→ Exercise objective
Using the data below, repeat all of it precisely.

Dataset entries
* * * * * * * * *
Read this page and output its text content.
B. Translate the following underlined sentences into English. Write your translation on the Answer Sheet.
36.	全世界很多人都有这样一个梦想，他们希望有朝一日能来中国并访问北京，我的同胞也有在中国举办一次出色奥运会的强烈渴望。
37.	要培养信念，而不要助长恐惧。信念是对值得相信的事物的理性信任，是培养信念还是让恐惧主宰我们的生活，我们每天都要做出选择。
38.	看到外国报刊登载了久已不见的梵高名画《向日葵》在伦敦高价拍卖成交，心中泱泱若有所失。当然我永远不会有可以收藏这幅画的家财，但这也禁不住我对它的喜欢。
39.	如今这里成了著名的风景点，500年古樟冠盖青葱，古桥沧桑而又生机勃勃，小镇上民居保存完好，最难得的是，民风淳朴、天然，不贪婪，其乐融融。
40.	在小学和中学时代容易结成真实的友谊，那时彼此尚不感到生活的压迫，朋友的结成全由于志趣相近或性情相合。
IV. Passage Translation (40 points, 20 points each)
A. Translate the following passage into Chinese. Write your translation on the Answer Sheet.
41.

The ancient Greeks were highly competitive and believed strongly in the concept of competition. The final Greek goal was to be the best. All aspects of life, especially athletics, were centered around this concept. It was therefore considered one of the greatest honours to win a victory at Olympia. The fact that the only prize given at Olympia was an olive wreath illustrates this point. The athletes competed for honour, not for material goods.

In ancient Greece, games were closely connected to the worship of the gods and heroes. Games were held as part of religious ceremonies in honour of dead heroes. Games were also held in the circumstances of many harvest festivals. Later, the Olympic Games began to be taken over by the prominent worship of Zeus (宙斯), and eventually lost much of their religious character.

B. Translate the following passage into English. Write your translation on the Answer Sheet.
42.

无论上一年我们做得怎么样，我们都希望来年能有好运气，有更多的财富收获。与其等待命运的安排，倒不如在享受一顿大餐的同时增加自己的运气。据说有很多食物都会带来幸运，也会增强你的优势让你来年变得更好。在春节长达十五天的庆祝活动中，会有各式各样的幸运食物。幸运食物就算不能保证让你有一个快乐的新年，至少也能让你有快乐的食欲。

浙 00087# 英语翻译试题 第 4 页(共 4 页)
* * * * * * * * *
→ Exercise output
Read this page and output its text content.
B. Translate the following underlined sentences into English. Write your translation on the Answer Sheet.
36.	全世界很多人都有这样一个梦想，他们希望有朝一日能来中国并访问北京，我的同胞也有在中国举办一次出色奥运会的强烈渴望。
37.	要培养信念，而不要助长恐惧。信念是对值得相信的事物的理性信任，是培养信念还是让恐惧主宰我们的生活，我们每天都要做出选择。
38.	看到外国报刊登载了久已不见的梵高名画《向日葵》在伦敦高价拍卖成交，心中泱泱若有所失。当然我永远不会有可以收藏这幅画的家财，但这也禁不住我对它的喜欢。
39.	如今这里成了著名的风景点，500年古樟冠盖青葱，古桥沧桑而又生机勃勃，小镇上民居保存完好，最难得的是，民风淳朴、天然，不贪婪，其乐融融。
40.	在小学和中学时代容易结成真实的友谊，那时彼此尚不感到生活的压迫，朋友的结成全由于志趣相近或性情相合。
IV. Passage Translation (40 points, 20 points each)
A. Translate the following passage into Chinese. Write your translation on the Answer Sheet.
41.

The ancient Greeks were highly competitive and believed strongly in the concept of competition. The final Greek goal was to be the best. All aspects of life, especially athletics, were centered around this concept. It was therefore considered one of the greatest honours to win a victory at Olympia. The fact that the only prize given at Olympia was an olive wreath illustrates this point. The athletes competed for honour, not for material goods.

In ancient Greece, games were closely connected to the worship of the gods and heroes. Games were held as part of religious ceremonies in honour of dead heroes. Games were also held in the circumstances of many harvest festivals. Later, the Olympic Games began to be taken over by the prominent worship of Zeus (宙斯), and eventually lost much of their religious character.

B. Translate the following passage into English. Write your translation on the Answer Sheet.
42.

无论上一年我们做得怎么样，我们都希望来年能有好运气，有更多的财富收获。与其等待命运的安排，倒不如在享受一顿大餐的同时增加自己的运气。据说有很多食物都会带来幸运，也会增强你的优势让你来年变得更好。在春节长达十五天的庆祝活动中，会有各式各样的幸运食物。幸运食物就算不能保证让你有一个快乐的新年，至少也能让你有快乐的食欲。

浙 00087# 英语翻译试题 第 4 页(共 4 页)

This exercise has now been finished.